» Document passage:
Other treatment options for myopic CNV include laser photocoagulation, photodynamic therapy (PDT) and surgical removal. None of these treatments have been proven to maintain visual stability in the long term. Laser photocoagulation poses a risk to the fovea and therefore visual acuity, especially in juxtafoveal cases due to the expansion of the laser scar over time.

The Verteporfin in Photodynamic Therapy (VIP) study¹⁹ has shown verteporfin photodynamic therapy (vPDT) to be better than the natural course of the disease or placebo at stabilizing vision loss (<8-letter loss) at 24 months. However, with the emergence of anti-VEGF agents, they have become the more popular option for treatment of myopic CNVs. Their superiority has been proven in the RADIANCE (Ranibizumab And PDT [verteporfIn] evAluation iN myopic Choroidal nEovascularization) study,²⁰ which was a randomized control phase III trial. It compared the efficacy and safety of ranibizumab to vPDT. There was an average BCVA gain of more than 10 ETDRS letters following treatment with ranibizumab compared to approximately 2 ETDRS letters for vPDT. We included treatment naïve patients only in this study and all patients received monotherapy with anti-VEGF agents. We were therefore unable to determine whether a combination treatment regimen with other modalities may be a more or less effective treatment for myopic CNV in this study.

There are potential risks associated with administration of anti-VEGF treatment. In terms of safety, our series had no cases of endophthalmitis, retinal tear or detachment following anti-VEGF injection for myopic CNV. Myopes in general are at a higher risk of developing retinal detachments and tears following an intravitreal injection.²¹ We did not record any patients with lattice degeneration in our series; however, in such patients, consideration of laser treatment prior to intravitreal injections may be warranted. In pathological myopia, the result of treatment of CNV with intravitreal anti-VEGF agents may induce contraction of the CNV with the resultant development of chorioretinal structural changes leading to fibrosis and atrophy, which may lead to poor visual prognosis.¹⁴

A recent retrospective study²² of 96 eyes comparing real-world outcomes of intravitreal anti-VEGF therapies in patients with myopic CNV demonstrated no significant difference in visual improvement after 1 year of treatment between bevacizumab, ranibizumab and aflibercept. By year 3, visual improvement was not significant in the ranibizumab and bevacizumab groups. No difference in the number of injections between the three groups was recorded. Our results differ in that we did not include any patients treated with bevacizumab in our series as this is not a licensed or NICE approved treatment in the UK. Patients ≥51 years required more ranibizumab injections than those ≤50 years and were followed for a longer period.

» The problem: In the passage on myopic CNV treatment, what average BCVA gain followed ranibizumab treatment in the RADIANCE study? Rely only on the text above when answering.

» Data section:
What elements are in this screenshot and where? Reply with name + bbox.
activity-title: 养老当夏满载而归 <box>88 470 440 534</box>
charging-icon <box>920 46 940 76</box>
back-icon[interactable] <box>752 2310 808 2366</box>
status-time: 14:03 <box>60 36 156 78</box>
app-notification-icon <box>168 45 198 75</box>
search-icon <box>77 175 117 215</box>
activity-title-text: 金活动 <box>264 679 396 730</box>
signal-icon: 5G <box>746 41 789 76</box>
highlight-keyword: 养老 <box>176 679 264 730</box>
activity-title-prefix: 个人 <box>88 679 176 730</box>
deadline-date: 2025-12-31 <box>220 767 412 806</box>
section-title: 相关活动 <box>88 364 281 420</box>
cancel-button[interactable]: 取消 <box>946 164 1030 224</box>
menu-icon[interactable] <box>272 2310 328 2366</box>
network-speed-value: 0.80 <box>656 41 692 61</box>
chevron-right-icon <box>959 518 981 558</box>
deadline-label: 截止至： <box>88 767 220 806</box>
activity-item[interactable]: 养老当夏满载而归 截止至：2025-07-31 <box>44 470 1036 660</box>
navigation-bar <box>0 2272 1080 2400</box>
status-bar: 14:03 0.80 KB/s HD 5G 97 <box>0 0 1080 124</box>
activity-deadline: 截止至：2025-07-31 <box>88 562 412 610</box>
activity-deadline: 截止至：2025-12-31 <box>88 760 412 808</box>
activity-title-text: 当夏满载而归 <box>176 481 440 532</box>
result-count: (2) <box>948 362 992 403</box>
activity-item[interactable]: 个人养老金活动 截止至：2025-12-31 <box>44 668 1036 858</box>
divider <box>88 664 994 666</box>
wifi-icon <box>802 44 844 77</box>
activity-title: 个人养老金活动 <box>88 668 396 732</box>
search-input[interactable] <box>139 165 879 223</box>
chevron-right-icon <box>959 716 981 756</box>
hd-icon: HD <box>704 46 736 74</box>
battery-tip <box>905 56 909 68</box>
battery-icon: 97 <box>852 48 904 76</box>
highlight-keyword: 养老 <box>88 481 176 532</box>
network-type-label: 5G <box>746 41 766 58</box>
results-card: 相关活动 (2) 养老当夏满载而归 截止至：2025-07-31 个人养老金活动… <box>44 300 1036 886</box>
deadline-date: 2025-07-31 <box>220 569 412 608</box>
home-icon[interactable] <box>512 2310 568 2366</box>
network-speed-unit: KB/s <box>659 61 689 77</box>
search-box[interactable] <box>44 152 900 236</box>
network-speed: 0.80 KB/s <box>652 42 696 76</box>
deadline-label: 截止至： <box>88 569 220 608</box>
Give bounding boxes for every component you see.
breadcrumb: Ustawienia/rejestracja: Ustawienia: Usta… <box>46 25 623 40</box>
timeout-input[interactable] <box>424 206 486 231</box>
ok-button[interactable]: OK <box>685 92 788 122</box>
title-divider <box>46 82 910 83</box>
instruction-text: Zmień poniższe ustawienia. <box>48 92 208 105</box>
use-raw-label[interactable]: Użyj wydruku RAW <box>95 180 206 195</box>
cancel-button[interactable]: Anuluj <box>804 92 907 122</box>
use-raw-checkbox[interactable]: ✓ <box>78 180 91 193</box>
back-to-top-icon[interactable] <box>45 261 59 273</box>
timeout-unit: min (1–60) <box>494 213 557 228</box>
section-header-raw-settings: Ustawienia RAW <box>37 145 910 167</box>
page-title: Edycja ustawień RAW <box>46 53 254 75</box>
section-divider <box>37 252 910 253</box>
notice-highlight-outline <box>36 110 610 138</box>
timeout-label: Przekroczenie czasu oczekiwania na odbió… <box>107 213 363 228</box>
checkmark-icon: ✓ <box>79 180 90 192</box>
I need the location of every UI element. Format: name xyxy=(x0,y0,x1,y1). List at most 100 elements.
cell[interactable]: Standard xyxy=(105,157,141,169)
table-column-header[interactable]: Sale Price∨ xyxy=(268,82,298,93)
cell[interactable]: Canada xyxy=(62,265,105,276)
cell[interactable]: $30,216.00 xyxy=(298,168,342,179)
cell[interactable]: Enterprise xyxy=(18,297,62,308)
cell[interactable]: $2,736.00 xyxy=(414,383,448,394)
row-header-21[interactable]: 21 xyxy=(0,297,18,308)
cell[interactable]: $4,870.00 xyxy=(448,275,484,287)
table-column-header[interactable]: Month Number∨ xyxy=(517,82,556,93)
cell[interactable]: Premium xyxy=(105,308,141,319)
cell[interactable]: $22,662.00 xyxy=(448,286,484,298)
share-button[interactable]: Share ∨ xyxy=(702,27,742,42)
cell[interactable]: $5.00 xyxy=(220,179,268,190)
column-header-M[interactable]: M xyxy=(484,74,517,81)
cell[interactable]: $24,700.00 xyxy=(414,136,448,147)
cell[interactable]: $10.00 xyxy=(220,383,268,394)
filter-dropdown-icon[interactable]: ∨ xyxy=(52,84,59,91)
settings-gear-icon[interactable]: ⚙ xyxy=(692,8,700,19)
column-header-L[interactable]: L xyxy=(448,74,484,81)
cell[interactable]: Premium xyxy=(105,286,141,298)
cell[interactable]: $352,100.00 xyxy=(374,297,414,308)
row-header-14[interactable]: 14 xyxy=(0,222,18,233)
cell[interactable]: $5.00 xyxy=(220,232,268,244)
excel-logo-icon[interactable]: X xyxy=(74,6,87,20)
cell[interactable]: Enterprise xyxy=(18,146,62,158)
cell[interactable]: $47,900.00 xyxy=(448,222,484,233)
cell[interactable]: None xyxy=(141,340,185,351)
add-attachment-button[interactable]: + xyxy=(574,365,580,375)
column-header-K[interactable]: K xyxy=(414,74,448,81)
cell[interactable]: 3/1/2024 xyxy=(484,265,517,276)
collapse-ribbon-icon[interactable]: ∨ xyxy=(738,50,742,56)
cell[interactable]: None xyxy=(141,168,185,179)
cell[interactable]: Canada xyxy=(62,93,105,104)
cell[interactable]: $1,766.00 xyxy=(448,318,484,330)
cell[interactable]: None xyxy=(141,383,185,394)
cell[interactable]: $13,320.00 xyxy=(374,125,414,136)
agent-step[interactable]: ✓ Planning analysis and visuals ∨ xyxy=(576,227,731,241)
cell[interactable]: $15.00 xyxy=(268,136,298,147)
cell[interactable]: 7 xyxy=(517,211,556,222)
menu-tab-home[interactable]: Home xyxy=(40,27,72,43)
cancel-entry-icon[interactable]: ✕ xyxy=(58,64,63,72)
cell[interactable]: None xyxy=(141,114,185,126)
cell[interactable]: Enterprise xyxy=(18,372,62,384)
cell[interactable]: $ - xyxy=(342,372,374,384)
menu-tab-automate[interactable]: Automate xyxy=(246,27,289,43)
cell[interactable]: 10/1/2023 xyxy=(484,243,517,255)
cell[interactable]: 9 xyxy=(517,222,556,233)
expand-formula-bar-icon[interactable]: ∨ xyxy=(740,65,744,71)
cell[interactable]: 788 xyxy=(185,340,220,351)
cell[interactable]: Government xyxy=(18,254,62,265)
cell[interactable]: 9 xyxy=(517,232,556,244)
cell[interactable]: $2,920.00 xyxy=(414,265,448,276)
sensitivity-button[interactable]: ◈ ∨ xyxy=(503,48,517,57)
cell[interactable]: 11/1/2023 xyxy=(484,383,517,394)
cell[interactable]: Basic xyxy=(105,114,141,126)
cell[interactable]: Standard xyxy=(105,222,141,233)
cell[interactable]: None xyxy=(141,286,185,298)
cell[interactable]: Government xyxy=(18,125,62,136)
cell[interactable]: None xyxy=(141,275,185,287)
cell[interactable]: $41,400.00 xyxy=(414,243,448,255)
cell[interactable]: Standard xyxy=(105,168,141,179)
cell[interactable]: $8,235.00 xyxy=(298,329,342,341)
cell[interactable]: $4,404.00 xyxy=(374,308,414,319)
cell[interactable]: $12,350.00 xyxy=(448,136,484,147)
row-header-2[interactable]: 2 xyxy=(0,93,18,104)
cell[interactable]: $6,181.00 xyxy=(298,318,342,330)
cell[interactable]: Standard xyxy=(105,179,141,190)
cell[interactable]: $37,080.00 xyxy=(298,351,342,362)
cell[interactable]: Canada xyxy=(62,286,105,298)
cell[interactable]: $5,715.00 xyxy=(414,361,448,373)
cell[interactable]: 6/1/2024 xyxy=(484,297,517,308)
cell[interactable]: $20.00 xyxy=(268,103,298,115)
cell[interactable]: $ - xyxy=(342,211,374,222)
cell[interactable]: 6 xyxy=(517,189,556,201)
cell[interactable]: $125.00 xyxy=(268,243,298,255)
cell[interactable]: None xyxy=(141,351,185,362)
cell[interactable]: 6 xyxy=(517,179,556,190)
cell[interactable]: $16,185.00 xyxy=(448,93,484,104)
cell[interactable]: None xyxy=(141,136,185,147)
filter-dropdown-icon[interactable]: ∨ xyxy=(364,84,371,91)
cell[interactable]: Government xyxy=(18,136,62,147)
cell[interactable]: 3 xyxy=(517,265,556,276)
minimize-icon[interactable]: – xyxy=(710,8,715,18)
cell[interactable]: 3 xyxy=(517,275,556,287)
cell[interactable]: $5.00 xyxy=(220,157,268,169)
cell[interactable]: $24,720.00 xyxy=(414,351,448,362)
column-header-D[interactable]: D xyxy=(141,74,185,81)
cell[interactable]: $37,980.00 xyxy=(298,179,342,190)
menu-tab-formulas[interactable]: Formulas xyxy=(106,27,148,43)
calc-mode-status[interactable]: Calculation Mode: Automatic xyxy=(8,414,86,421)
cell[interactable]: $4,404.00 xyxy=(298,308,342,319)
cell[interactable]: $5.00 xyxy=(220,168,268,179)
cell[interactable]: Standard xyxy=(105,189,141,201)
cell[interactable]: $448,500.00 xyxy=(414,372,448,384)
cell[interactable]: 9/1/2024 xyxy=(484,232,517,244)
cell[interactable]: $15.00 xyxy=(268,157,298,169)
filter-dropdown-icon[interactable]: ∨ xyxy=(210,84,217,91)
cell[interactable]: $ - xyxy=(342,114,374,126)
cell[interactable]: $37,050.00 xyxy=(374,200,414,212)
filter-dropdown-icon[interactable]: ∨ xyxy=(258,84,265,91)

» Solution for this task: More than 10 ETDRS letters.